*Exercise input*:
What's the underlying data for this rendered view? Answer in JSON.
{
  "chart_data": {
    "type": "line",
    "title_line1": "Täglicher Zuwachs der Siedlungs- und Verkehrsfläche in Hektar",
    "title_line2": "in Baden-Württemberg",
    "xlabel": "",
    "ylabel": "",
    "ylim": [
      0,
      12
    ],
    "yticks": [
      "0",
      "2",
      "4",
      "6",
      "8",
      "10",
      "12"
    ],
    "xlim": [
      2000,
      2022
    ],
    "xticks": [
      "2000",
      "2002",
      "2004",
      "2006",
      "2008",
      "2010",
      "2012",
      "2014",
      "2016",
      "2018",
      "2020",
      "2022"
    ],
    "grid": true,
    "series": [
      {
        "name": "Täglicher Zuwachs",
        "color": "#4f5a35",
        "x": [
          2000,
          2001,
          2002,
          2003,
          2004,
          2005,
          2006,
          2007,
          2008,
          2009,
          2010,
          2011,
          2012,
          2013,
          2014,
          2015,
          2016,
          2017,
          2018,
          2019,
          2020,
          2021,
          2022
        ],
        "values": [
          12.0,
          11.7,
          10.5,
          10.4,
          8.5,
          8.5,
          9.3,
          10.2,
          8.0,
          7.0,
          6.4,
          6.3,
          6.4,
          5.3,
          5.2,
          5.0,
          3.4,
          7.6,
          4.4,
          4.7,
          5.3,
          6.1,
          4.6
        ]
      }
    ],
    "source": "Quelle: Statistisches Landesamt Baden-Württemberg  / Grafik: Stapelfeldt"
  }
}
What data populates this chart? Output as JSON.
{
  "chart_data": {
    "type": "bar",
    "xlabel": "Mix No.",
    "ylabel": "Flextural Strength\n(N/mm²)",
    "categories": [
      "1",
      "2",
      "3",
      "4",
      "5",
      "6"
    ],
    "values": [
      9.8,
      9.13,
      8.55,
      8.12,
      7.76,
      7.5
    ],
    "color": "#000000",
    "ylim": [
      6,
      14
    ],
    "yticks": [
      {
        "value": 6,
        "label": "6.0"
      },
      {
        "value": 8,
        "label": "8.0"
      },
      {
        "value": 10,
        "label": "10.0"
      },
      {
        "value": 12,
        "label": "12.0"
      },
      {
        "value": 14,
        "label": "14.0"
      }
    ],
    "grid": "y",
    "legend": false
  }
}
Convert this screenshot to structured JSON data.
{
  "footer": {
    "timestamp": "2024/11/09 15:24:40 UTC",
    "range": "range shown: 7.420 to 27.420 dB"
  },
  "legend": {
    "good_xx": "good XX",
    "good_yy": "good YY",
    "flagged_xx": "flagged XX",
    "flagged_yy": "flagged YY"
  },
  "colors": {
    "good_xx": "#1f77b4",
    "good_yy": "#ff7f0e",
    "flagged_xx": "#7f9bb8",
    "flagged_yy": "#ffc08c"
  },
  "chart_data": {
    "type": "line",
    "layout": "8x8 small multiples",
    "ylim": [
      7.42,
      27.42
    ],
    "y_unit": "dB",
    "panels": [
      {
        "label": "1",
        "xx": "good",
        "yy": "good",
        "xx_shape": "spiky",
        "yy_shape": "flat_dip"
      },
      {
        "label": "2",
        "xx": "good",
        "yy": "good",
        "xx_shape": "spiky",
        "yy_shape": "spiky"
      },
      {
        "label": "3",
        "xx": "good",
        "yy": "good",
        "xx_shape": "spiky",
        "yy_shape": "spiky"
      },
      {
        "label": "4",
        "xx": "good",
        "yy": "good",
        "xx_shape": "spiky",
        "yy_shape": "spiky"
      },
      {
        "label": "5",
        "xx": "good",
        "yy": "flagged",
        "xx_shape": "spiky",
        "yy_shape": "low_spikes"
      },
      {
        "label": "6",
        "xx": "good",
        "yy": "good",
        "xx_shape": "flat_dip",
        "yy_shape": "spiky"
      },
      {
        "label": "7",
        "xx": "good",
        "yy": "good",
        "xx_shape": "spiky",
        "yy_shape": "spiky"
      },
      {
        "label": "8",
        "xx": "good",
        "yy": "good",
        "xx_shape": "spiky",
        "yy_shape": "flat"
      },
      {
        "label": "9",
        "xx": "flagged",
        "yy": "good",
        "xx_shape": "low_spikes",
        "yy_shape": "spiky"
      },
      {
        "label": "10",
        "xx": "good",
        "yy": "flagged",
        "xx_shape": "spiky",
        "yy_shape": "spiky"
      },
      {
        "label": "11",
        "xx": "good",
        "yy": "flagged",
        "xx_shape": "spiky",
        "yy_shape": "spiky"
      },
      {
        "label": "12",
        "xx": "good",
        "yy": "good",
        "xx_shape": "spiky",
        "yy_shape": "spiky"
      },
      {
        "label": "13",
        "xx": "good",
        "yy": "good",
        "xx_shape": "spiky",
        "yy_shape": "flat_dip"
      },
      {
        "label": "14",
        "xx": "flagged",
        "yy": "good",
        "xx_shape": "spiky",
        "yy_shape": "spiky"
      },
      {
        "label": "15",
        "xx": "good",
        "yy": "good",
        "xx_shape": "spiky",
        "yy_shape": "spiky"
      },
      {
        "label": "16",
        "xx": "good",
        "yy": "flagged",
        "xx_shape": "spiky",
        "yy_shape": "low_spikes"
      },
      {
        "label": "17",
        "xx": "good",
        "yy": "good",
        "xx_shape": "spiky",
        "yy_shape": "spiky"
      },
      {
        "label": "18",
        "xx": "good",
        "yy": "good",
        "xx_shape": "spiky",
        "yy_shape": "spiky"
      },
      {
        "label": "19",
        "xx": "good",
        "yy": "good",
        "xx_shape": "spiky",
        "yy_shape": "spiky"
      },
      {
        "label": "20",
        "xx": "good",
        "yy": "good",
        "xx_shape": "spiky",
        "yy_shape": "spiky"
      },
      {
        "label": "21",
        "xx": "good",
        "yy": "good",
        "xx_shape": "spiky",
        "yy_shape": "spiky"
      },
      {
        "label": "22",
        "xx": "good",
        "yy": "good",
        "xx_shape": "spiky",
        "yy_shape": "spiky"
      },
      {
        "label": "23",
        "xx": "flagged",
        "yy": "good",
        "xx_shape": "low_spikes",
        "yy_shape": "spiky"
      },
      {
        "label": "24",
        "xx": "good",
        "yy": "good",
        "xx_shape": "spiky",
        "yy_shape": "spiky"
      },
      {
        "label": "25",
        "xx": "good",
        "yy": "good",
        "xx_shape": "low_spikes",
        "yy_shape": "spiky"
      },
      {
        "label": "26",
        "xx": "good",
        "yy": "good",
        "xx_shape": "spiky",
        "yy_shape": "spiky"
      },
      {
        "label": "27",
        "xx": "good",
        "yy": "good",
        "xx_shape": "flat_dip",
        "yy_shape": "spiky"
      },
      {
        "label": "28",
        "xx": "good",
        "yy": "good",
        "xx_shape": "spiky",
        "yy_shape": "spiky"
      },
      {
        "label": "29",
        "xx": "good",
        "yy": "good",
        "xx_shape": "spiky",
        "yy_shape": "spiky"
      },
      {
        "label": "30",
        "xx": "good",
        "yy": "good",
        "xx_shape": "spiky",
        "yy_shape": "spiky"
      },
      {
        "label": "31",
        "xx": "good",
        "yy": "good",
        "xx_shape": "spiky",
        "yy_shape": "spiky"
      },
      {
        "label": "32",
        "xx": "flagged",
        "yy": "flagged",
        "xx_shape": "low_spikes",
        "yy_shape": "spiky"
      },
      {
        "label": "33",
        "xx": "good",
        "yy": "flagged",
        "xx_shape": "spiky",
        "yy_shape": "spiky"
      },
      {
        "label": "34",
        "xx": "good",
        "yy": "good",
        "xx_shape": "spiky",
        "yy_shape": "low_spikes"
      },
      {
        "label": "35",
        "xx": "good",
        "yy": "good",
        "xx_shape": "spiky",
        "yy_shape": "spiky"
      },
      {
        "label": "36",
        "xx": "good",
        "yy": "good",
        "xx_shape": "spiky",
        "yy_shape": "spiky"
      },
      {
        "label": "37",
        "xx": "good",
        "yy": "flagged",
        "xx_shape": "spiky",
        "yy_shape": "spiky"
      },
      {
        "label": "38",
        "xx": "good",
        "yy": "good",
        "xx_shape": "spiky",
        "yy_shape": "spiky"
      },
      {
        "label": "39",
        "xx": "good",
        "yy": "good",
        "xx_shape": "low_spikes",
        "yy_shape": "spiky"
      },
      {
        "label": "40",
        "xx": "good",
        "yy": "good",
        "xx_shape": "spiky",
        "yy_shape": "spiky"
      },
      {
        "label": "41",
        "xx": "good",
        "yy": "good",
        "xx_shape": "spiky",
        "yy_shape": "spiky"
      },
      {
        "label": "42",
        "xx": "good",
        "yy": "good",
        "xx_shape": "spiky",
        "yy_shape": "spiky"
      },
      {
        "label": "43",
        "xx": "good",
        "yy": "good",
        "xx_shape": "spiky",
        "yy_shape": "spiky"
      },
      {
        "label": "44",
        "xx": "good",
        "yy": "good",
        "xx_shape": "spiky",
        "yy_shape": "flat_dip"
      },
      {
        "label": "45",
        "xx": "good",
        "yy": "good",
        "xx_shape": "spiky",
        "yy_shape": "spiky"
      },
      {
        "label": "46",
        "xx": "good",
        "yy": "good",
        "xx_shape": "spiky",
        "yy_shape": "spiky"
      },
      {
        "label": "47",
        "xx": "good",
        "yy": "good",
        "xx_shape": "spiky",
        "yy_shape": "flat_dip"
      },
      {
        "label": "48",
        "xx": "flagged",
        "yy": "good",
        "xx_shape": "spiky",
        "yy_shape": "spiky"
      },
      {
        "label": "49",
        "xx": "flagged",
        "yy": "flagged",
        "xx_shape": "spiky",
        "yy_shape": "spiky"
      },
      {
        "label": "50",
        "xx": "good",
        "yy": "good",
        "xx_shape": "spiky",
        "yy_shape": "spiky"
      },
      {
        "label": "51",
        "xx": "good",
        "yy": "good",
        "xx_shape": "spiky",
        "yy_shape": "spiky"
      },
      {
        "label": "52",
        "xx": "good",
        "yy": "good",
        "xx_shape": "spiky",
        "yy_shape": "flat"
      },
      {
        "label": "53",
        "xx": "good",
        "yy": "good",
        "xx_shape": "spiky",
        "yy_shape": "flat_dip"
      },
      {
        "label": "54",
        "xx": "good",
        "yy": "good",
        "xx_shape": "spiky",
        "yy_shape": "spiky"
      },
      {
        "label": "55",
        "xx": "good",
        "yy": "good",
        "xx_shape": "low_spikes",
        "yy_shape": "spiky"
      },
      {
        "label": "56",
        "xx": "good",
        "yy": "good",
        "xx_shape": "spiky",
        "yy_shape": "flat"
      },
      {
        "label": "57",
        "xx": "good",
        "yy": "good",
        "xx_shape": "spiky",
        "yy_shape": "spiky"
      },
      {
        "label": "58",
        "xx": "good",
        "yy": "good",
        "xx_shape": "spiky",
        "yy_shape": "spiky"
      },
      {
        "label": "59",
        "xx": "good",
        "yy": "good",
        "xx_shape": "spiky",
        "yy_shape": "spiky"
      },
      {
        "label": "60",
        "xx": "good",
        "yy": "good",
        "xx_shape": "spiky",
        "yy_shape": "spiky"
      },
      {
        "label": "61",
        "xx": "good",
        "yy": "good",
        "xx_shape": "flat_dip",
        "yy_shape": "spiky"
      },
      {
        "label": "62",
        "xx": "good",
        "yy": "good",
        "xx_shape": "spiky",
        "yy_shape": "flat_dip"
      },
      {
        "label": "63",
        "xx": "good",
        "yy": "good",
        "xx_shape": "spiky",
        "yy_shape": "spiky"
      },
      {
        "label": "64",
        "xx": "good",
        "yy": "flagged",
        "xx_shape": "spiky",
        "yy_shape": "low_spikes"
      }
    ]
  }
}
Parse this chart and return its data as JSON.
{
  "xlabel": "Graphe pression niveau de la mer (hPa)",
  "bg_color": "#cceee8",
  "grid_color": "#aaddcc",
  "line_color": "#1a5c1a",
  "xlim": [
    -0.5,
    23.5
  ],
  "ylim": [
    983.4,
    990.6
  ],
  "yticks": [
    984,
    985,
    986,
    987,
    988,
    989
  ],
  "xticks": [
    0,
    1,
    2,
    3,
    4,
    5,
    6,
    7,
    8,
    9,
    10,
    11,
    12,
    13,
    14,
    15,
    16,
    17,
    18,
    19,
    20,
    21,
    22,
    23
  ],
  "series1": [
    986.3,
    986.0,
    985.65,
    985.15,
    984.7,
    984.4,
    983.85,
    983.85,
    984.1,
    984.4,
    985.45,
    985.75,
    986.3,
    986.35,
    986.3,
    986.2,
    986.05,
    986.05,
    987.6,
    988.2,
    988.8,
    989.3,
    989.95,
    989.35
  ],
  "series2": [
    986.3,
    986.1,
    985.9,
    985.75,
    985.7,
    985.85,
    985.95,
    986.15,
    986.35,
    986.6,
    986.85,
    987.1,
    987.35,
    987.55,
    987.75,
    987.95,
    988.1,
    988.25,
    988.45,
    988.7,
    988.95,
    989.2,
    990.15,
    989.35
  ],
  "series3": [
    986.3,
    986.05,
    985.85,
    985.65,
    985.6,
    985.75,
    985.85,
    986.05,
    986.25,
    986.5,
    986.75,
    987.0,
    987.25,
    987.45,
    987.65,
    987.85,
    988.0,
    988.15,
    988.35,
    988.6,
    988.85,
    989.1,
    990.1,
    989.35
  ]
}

*Brief*: In the records above, find each line that holds the word "What"; copy all such lines.

*Final answer*:
What's the underlying data for this rendered view? Answer in JSON.
What data populates this chart? Output as JSON.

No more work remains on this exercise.